* Begin *

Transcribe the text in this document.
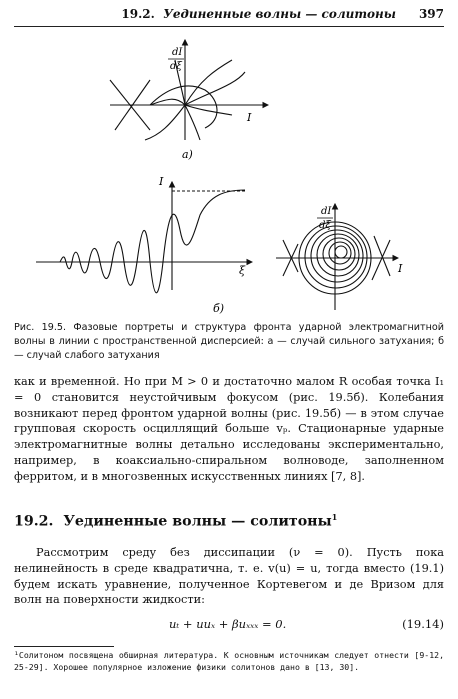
19.2. Уединенные волны — солитоны 397
dI
dξ
I
а)
I
ξ
dI
dξ
I
б)
Рис. 19.5. Фазовые портреты и структура фронта ударной электромагнитной волны в линии с пространственной дисперсией: а — случай сильного затухания; б — случай слабого затухания
как и временной. Но при M > 0 и достаточно малом R особая точка I₁ = 0 становится неустойчивым фокусом (рис. 19.5б). Колебания возникают перед фронтом ударной волны (рис. 19.5б) — в этом случае групповая скорость осциллящий больше vₚ. Стационарные ударные электромагнитные волны детально исследованы экспериментально, например, в коаксиально-спиральном волноводе, заполненном ферритом, и в многозвенных искусственных линиях [7, 8].
19.2. Уединенные волны — солитоны$^1$
Рассмотрим среду без диссипации (ν = 0). Пусть пока нелинейность в среде квадратична, т. е. v(u) = u, тогда вместо (19.1) будем искать уравнение, полученное Кортевегом и де Вризом для волн на поверхности жидкости:
uₜ + uuₓ + βuₓₓₓ = 0.	(19.14)
¹Солитоном посвящена обширная литература. К основным источникам следует отнести [9-12, 25-29]. Хорошее популярное изложение физики солитонов дано в [13, 30].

* End *

Every line that holds the word "Уединенные" should be extracted.

# Written reply
19.2. Уединенные волны — солитоны 397
19.2. Уединенные волны — солитоны$^1$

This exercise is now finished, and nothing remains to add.